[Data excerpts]
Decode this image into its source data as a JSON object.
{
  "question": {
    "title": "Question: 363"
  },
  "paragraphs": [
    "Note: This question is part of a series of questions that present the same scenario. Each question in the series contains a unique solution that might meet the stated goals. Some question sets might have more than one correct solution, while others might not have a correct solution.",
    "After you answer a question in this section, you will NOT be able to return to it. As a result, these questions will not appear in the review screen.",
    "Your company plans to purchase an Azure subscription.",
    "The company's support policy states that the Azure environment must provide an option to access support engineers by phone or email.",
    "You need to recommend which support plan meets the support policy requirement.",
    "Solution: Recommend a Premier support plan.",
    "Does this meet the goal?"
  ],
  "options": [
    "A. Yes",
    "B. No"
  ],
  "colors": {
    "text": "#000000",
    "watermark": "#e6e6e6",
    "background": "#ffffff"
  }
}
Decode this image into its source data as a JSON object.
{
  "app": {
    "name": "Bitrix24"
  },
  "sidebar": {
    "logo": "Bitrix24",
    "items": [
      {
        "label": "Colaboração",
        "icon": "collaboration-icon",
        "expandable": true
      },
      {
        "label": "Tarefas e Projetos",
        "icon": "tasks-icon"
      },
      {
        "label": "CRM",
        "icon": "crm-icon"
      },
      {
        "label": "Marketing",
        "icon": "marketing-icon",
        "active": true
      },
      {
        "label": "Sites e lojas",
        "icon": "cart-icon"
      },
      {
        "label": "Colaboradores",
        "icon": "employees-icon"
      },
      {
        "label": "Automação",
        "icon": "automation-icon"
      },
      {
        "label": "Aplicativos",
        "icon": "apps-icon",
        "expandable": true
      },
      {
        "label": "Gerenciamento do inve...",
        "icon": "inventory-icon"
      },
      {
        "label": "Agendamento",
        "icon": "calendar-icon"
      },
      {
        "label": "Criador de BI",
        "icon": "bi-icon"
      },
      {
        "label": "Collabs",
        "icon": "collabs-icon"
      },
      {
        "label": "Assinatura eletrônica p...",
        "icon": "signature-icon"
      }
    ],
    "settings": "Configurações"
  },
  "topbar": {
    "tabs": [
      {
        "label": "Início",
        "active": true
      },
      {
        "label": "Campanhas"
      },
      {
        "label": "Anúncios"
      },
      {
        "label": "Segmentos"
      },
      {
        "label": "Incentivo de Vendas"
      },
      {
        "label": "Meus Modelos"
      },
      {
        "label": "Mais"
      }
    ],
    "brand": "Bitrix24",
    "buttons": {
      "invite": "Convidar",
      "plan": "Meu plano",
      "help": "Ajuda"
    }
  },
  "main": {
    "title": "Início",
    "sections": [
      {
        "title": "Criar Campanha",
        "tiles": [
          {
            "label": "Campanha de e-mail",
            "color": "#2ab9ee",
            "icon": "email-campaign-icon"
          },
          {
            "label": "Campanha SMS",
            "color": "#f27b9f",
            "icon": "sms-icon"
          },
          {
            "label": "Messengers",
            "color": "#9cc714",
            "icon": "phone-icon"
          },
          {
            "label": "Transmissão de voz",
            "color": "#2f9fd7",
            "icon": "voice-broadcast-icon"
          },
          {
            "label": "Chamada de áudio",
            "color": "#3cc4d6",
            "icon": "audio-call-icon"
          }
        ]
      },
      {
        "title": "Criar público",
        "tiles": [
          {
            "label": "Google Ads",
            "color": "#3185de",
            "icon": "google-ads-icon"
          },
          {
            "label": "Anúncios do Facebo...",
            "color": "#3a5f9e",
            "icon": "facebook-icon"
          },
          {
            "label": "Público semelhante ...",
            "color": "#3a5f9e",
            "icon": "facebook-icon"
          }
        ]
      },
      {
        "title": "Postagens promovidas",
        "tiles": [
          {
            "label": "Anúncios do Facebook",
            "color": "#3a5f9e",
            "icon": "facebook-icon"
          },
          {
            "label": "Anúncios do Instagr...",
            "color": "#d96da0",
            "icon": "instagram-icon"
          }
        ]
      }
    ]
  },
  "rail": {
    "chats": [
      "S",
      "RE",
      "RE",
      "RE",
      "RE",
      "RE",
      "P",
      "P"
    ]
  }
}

> Goal of the exercise:
Write the data from above out again, exactly.

> The answer:
Decode this image into its source data as a JSON object.
{
  "question": {
    "title": "Question: 363"
  },
  "paragraphs": [
    "Note: This question is part of a series of questions that present the same scenario. Each question in the series contains a unique solution that might meet the stated goals. Some question sets might have more than one correct solution, while others might not have a correct solution.",
    "After you answer a question in this section, you will NOT be able to return to it. As a result, these questions will not appear in the review screen.",
    "Your company plans to purchase an Azure subscription.",
    "The company's support policy states that the Azure environment must provide an option to access support engineers by phone or email.",
    "You need to recommend which support plan meets the support policy requirement.",
    "Solution: Recommend a Premier support plan.",
    "Does this meet the goal?"
  ],
  "options": [
    "A. Yes",
    "B. No"
  ],
  "colors": {
    "text": "#000000",
    "watermark": "#e6e6e6",
    "background": "#ffffff"
  }
}
Decode this image into its source data as a JSON object.
{
  "app": {
    "name": "Bitrix24"
  },
  "sidebar": {
    "logo": "Bitrix24",
    "items": [
      {
        "label": "Colaboração",
        "icon": "collaboration-icon",
        "expandable": true
      },
      {
        "label": "Tarefas e Projetos",
        "icon": "tasks-icon"
      },
      {
        "label": "CRM",
        "icon": "crm-icon"
      },
      {
        "label": "Marketing",
        "icon": "marketing-icon",
        "active": true
      },
      {
        "label": "Sites e lojas",
        "icon": "cart-icon"
      },
      {
        "label": "Colaboradores",
        "icon": "employees-icon"
      },
      {
        "label": "Automação",
        "icon": "automation-icon"
      },
      {
        "label": "Aplicativos",
        "icon": "apps-icon",
        "expandable": true
      },
      {
        "label": "Gerenciamento do inve...",
        "icon": "inventory-icon"
      },
      {
        "label": "Agendamento",
        "icon": "calendar-icon"
      },
      {
        "label": "Criador de BI",
        "icon": "bi-icon"
      },
      {
        "label": "Collabs",
        "icon": "collabs-icon"
      },
      {
        "label": "Assinatura eletrônica p...",
        "icon": "signature-icon"
      }
    ],
    "settings": "Configurações"
  },
  "topbar": {
    "tabs": [
      {
        "label": "Início",
        "active": true
      },
      {
        "label": "Campanhas"
      },
      {
        "label": "Anúncios"
      },
      {
        "label": "Segmentos"
      },
      {
        "label": "Incentivo de Vendas"
      },
      {
        "label": "Meus Modelos"
      },
      {
        "label": "Mais"
      }
    ],
    "brand": "Bitrix24",
    "buttons": {
      "invite": "Convidar",
      "plan": "Meu plano",
      "help": "Ajuda"
    }
  },
  "main": {
    "title": "Início",
    "sections": [
      {
        "title": "Criar Campanha",
        "tiles": [
          {
            "label": "Campanha de e-mail",
            "color": "#2ab9ee",
            "icon": "email-campaign-icon"
          },
          {
            "label": "Campanha SMS",
            "color": "#f27b9f",
            "icon": "sms-icon"
          },
          {
            "label": "Messengers",
            "color": "#9cc714",
            "icon": "phone-icon"
          },
          {
            "label": "Transmissão de voz",
            "color": "#2f9fd7",
            "icon": "voice-broadcast-icon"
          },
          {
            "label": "Chamada de áudio",
            "color": "#3cc4d6",
            "icon": "audio-call-icon"
          }
        ]
      },
      {
        "title": "Criar público",
        "tiles": [
          {
            "label": "Google Ads",
            "color": "#3185de",
            "icon": "google-ads-icon"
          },
          {
            "label": "Anúncios do Facebo...",
            "color": "#3a5f9e",
            "icon": "facebook-icon"
          },
          {
            "label": "Público semelhante ...",
            "color": "#3a5f9e",
            "icon": "facebook-icon"
          }
        ]
      },
      {
        "title": "Postagens promovidas",
        "tiles": [
          {
            "label": "Anúncios do Facebook",
            "color": "#3a5f9e",
            "icon": "facebook-icon"
          },
          {
            "label": "Anúncios do Instagr...",
            "color": "#d96da0",
            "icon": "instagram-icon"
          }
        ]
      }
    ]
  },
  "rail": {
    "chats": [
      "S",
      "RE",
      "RE",
      "RE",
      "RE",
      "RE",
      "P",
      "P"
    ]
  }
}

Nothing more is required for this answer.